BEGIN INFORMATION SUPPLIED

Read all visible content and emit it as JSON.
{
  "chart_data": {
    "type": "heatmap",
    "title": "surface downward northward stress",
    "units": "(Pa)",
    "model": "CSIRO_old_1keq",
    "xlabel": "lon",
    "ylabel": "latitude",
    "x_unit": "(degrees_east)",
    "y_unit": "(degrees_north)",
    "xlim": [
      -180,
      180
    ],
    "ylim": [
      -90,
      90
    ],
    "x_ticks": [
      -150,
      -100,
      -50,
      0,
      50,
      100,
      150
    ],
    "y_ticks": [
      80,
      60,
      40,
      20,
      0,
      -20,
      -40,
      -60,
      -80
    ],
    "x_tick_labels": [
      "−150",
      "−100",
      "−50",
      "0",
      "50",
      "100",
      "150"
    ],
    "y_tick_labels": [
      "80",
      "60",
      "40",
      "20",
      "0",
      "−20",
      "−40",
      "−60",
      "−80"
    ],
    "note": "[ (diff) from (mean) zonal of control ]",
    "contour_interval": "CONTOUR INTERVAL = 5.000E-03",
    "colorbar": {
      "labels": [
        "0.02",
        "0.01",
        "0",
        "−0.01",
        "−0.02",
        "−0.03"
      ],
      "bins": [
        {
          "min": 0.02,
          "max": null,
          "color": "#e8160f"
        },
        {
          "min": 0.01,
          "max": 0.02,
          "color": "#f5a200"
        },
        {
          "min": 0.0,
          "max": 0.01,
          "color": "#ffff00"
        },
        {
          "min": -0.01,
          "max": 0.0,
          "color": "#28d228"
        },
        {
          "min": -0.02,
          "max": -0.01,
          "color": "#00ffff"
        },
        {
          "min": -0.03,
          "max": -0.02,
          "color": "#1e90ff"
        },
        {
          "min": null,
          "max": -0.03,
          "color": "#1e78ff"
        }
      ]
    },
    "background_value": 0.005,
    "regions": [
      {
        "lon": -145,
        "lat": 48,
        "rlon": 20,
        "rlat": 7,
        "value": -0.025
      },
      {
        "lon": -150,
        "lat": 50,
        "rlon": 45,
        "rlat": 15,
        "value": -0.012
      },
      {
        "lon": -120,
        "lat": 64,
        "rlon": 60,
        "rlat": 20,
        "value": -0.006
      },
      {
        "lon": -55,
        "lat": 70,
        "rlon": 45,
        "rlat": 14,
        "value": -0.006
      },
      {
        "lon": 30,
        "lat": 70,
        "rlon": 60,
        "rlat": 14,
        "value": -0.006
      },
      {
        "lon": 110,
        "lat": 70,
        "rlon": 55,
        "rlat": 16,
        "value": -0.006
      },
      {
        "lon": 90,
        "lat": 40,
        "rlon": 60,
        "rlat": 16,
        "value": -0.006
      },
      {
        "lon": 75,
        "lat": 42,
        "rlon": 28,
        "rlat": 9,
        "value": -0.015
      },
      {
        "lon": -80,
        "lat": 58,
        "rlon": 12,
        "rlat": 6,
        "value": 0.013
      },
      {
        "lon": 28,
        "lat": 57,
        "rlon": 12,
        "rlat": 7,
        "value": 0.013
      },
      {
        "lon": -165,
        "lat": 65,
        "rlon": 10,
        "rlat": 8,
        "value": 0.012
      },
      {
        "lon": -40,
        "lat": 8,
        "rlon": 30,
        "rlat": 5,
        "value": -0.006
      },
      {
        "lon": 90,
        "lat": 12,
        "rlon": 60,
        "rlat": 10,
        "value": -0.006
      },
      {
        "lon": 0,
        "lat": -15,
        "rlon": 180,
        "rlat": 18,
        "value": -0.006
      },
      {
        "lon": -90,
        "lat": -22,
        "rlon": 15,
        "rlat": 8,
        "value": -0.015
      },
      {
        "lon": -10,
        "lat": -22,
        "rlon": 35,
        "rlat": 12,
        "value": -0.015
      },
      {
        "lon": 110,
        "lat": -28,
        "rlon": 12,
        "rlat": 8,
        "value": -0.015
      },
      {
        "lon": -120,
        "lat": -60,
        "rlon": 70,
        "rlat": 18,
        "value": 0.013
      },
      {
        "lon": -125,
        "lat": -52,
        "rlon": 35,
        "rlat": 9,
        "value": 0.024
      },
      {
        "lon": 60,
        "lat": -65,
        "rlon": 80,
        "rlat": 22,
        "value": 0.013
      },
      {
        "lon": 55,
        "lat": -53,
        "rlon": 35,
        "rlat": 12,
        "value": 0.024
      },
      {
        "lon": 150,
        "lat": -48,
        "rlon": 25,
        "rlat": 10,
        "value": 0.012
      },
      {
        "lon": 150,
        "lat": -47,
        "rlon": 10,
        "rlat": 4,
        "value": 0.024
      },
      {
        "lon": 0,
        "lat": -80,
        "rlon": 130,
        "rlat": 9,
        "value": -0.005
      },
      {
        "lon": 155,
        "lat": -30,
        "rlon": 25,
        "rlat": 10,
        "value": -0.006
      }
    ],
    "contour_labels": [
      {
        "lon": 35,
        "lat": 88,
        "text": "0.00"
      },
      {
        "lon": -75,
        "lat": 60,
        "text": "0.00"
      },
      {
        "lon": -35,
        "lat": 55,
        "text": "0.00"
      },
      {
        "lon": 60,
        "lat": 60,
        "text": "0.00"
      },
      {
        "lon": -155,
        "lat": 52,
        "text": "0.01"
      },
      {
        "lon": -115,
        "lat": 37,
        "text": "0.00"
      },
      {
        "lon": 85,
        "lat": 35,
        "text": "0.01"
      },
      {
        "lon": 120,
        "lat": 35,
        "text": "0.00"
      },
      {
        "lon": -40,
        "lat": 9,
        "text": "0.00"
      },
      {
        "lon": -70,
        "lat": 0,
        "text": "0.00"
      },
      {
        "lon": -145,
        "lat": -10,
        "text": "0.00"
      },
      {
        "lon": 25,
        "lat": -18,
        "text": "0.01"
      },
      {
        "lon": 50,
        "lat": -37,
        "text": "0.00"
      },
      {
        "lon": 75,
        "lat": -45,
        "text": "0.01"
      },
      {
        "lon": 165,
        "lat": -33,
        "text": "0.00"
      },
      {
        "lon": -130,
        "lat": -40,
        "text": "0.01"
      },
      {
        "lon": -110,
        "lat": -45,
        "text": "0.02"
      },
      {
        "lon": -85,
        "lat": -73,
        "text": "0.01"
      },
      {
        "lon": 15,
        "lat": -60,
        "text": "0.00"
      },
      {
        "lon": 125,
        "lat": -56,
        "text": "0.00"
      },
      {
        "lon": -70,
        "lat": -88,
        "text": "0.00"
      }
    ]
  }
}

END INFORMATION SUPPLIED

GIVEN TASK:
Please reproduce all of the entries exactly as they stand.

EXERCISE RESULT:
Read all visible content and emit it as JSON.
{
  "chart_data": {
    "type": "heatmap",
    "title": "surface downward northward stress",
    "units": "(Pa)",
    "model": "CSIRO_old_1keq",
    "xlabel": "lon",
    "ylabel": "latitude",
    "x_unit": "(degrees_east)",
    "y_unit": "(degrees_north)",
    "xlim": [
      -180,
      180
    ],
    "ylim": [
      -90,
      90
    ],
    "x_ticks": [
      -150,
      -100,
      -50,
      0,
      50,
      100,
      150
    ],
    "y_ticks": [
      80,
      60,
      40,
      20,
      0,
      -20,
      -40,
      -60,
      -80
    ],
    "x_tick_labels": [
      "−150",
      "−100",
      "−50",
      "0",
      "50",
      "100",
      "150"
    ],
    "y_tick_labels": [
      "80",
      "60",
      "40",
      "20",
      "0",
      "−20",
      "−40",
      "−60",
      "−80"
    ],
    "note": "[ (diff) from (mean) zonal of control ]",
    "contour_interval": "CONTOUR INTERVAL = 5.000E-03",
    "colorbar": {
      "labels": [
        "0.02",
        "0.01",
        "0",
        "−0.01",
        "−0.02",
        "−0.03"
      ],
      "bins": [
        {
          "min": 0.02,
          "max": null,
          "color": "#e8160f"
        },
        {
          "min": 0.01,
          "max": 0.02,
          "color": "#f5a200"
        },
        {
          "min": 0.0,
          "max": 0.01,
          "color": "#ffff00"
        },
        {
          "min": -0.01,
          "max": 0.0,
          "color": "#28d228"
        },
        {
          "min": -0.02,
          "max": -0.01,
          "color": "#00ffff"
        },
        {
          "min": -0.03,
          "max": -0.02,
          "color": "#1e90ff"
        },
        {
          "min": null,
          "max": -0.03,
          "color": "#1e78ff"
        }
      ]
    },
    "background_value": 0.005,
    "regions": [
      {
        "lon": -145,
        "lat": 48,
        "rlon": 20,
        "rlat": 7,
        "value": -0.025
      },
      {
        "lon": -150,
        "lat": 50,
        "rlon": 45,
        "rlat": 15,
        "value": -0.012
      },
      {
        "lon": -120,
        "lat": 64,
        "rlon": 60,
        "rlat": 20,
        "value": -0.006
      },
      {
        "lon": -55,
        "lat": 70,
        "rlon": 45,
        "rlat": 14,
        "value": -0.006
      },
      {
        "lon": 30,
        "lat": 70,
        "rlon": 60,
        "rlat": 14,
        "value": -0.006
      },
      {
        "lon": 110,
        "lat": 70,
        "rlon": 55,
        "rlat": 16,
        "value": -0.006
      },
      {
        "lon": 90,
        "lat": 40,
        "rlon": 60,
        "rlat": 16,
        "value": -0.006
      },
      {
        "lon": 75,
        "lat": 42,
        "rlon": 28,
        "rlat": 9,
        "value": -0.015
      },
      {
        "lon": -80,
        "lat": 58,
        "rlon": 12,
        "rlat": 6,
        "value": 0.013
      },
      {
        "lon": 28,
        "lat": 57,
        "rlon": 12,
        "rlat": 7,
        "value": 0.013
      },
      {
        "lon": -165,
        "lat": 65,
        "rlon": 10,
        "rlat": 8,
        "value": 0.012
      },
      {
        "lon": -40,
        "lat": 8,
        "rlon": 30,
        "rlat": 5,
        "value": -0.006
      },
      {
        "lon": 90,
        "lat": 12,
        "rlon": 60,
        "rlat": 10,
        "value": -0.006
      },
      {
        "lon": 0,
        "lat": -15,
        "rlon": 180,
        "rlat": 18,
        "value": -0.006
      },
      {
        "lon": -90,
        "lat": -22,
        "rlon": 15,
        "rlat": 8,
        "value": -0.015
      },
      {
        "lon": -10,
        "lat": -22,
        "rlon": 35,
        "rlat": 12,
        "value": -0.015
      },
      {
        "lon": 110,
        "lat": -28,
        "rlon": 12,
        "rlat": 8,
        "value": -0.015
      },
      {
        "lon": -120,
        "lat": -60,
        "rlon": 70,
        "rlat": 18,
        "value": 0.013
      },
      {
        "lon": -125,
        "lat": -52,
        "rlon": 35,
        "rlat": 9,
        "value": 0.024
      },
      {
        "lon": 60,
        "lat": -65,
        "rlon": 80,
        "rlat": 22,
        "value": 0.013
      },
      {
        "lon": 55,
        "lat": -53,
        "rlon": 35,
        "rlat": 12,
        "value": 0.024
      },
      {
        "lon": 150,
        "lat": -48,
        "rlon": 25,
        "rlat": 10,
        "value": 0.012
      },
      {
        "lon": 150,
        "lat": -47,
        "rlon": 10,
        "rlat": 4,
        "value": 0.024
      },
      {
        "lon": 0,
        "lat": -80,
        "rlon": 130,
        "rlat": 9,
        "value": -0.005
      },
      {
        "lon": 155,
        "lat": -30,
        "rlon": 25,
        "rlat": 10,
        "value": -0.006
      }
    ],
    "contour_labels": [
      {
        "lon": 35,
        "lat": 88,
        "text": "0.00"
      },
      {
        "lon": -75,
        "lat": 60,
        "text": "0.00"
      },
      {
        "lon": -35,
        "lat": 55,
        "text": "0.00"
      },
      {
        "lon": 60,
        "lat": 60,
        "text": "0.00"
      },
      {
        "lon": -155,
        "lat": 52,
        "text": "0.01"
      },
      {
        "lon": -115,
        "lat": 37,
        "text": "0.00"
      },
      {
        "lon": 85,
        "lat": 35,
        "text": "0.01"
      },
      {
        "lon": 120,
        "lat": 35,
        "text": "0.00"
      },
      {
        "lon": -40,
        "lat": 9,
        "text": "0.00"
      },
      {
        "lon": -70,
        "lat": 0,
        "text": "0.00"
      },
      {
        "lon": -145,
        "lat": -10,
        "text": "0.00"
      },
      {
        "lon": 25,
        "lat": -18,
        "text": "0.01"
      },
      {
        "lon": 50,
        "lat": -37,
        "text": "0.00"
      },
      {
        "lon": 75,
        "lat": -45,
        "text": "0.01"
      },
      {
        "lon": 165,
        "lat": -33,
        "text": "0.00"
      },
      {
        "lon": -130,
        "lat": -40,
        "text": "0.01"
      },
      {
        "lon": -110,
        "lat": -45,
        "text": "0.02"
      },
      {
        "lon": -85,
        "lat": -73,
        "text": "0.01"
      },
      {
        "lon": 15,
        "lat": -60,
        "text": "0.00"
      },
      {
        "lon": 125,
        "lat": -56,
        "text": "0.00"
      },
      {
        "lon": -70,
        "lat": -88,
        "text": "0.00"
      }
    ]
  }
}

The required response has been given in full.